> [TO BE DONE]:
Word for word, give the material below again, minus any images.

> [TASK INPUT]:
######

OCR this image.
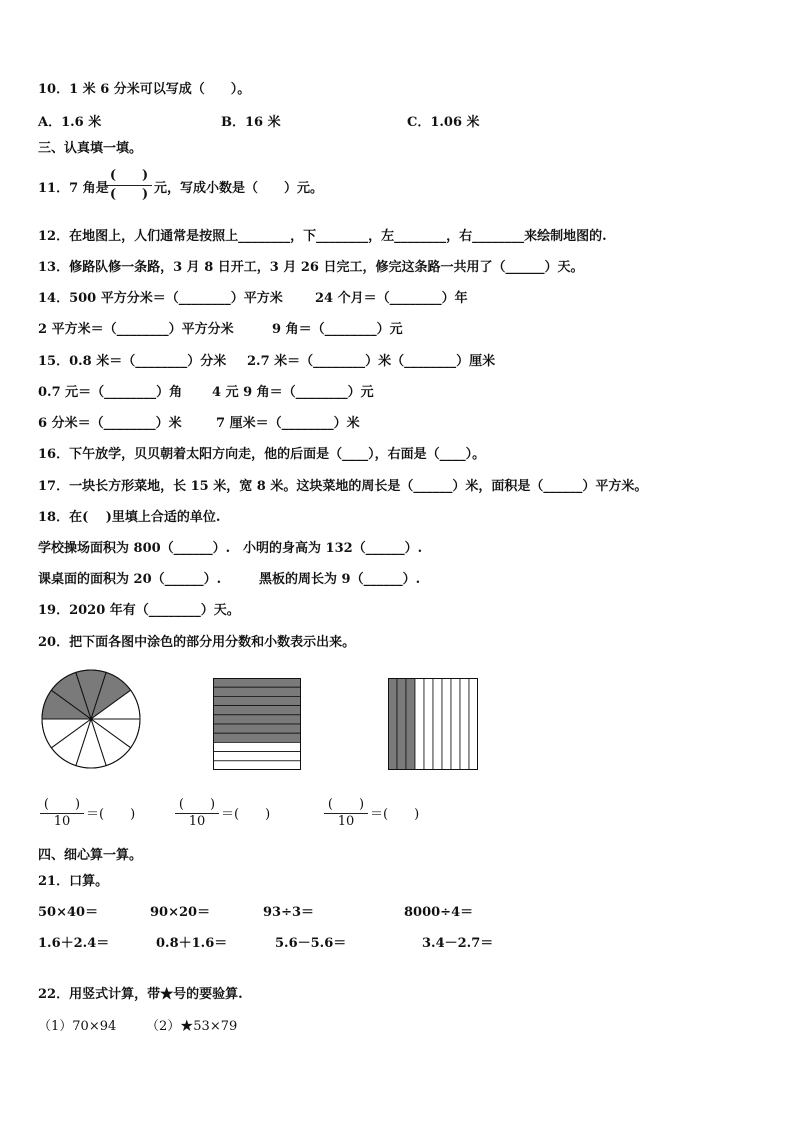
10．1 米 6 分米可以写成（　　）。
A．1.6 米	B．16 米	C．1.06 米
三、认真填一填。
11．7 角是
(　　)
(　　) 元，写成小数是（　　）元。
12．在地图上，人们通常是按照上________，下________，左________，右________来绘制地图的.
13．修路队修一条路，3 月 8 日开工，3 月 26 日完工，修完这条路一共用了（______）天。
14．500 平方分米＝（________）平方米 24 个月＝（________）年
2 平方米＝（________）平方分米	9 角＝（________）元
15．0.8 米＝（________）分米 2.7 米＝（________）米（________）厘米
0.7 元＝（________）角 4 元 9 角＝（________）元
6 分米＝（________）米	7 厘米＝（________）米
16．下午放学，贝贝朝着太阳方向走，他的后面是（____），右面是（____）。
17．一块长方形菜地，长 15 米，宽 8 米。这块菜地的周长是（______）米，面积是（______）平方米。
18．在(　 )里填上合适的单位.
学校操场面积为 800（______）. 小明的身高为 132（______）.
课桌面的面积为 20（______）.	黑板的周长为 9（______）.
19．2020 年有（________）天。
20．把下面各图中涂色的部分用分数和小数表示出来。
(　　)
10	＝(　　)
(　　)
10	＝(　　)
(　　)
10	＝(　　)
四、细心算一算。
21．口算。
50×40＝	90×20＝	93÷3＝	8000÷4＝
1.6＋2.4＝	0.8＋1.6＝	5.6－5.6＝	3.4－2.7＝
22．用竖式计算，带★号的要验算.
（1）70×94 （2）★53×79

######

> [FULL ANSWER]:
OCR this image.
10．1 米 6 分米可以写成（　　）。
A．1.6 米	B．16 米	C．1.06 米
三、认真填一填。
11．7 角是
(　　)
(　　) 元，写成小数是（　　）元。
12．在地图上，人们通常是按照上________，下________，左________，右________来绘制地图的.
13．修路队修一条路，3 月 8 日开工，3 月 26 日完工，修完这条路一共用了（______）天。
14．500 平方分米＝（________）平方米 24 个月＝（________）年
2 平方米＝（________）平方分米	9 角＝（________）元
15．0.8 米＝（________）分米 2.7 米＝（________）米（________）厘米
0.7 元＝（________）角 4 元 9 角＝（________）元
6 分米＝（________）米	7 厘米＝（________）米
16．下午放学，贝贝朝着太阳方向走，他的后面是（____），右面是（____）。
17．一块长方形菜地，长 15 米，宽 8 米。这块菜地的周长是（______）米，面积是（______）平方米。
18．在(　 )里填上合适的单位.
学校操场面积为 800（______）. 小明的身高为 132（______）.
课桌面的面积为 20（______）.	黑板的周长为 9（______）.
19．2020 年有（________）天。
20．把下面各图中涂色的部分用分数和小数表示出来。
(　　)
10	＝(　　)
(　　)
10	＝(　　)
(　　)
10	＝(　　)
四、细心算一算。
21．口算。
50×40＝	90×20＝	93÷3＝	8000÷4＝
1.6＋2.4＝	0.8＋1.6＝	5.6－5.6＝	3.4－2.7＝
22．用竖式计算，带★号的要验算.
（1）70×94 （2）★53×79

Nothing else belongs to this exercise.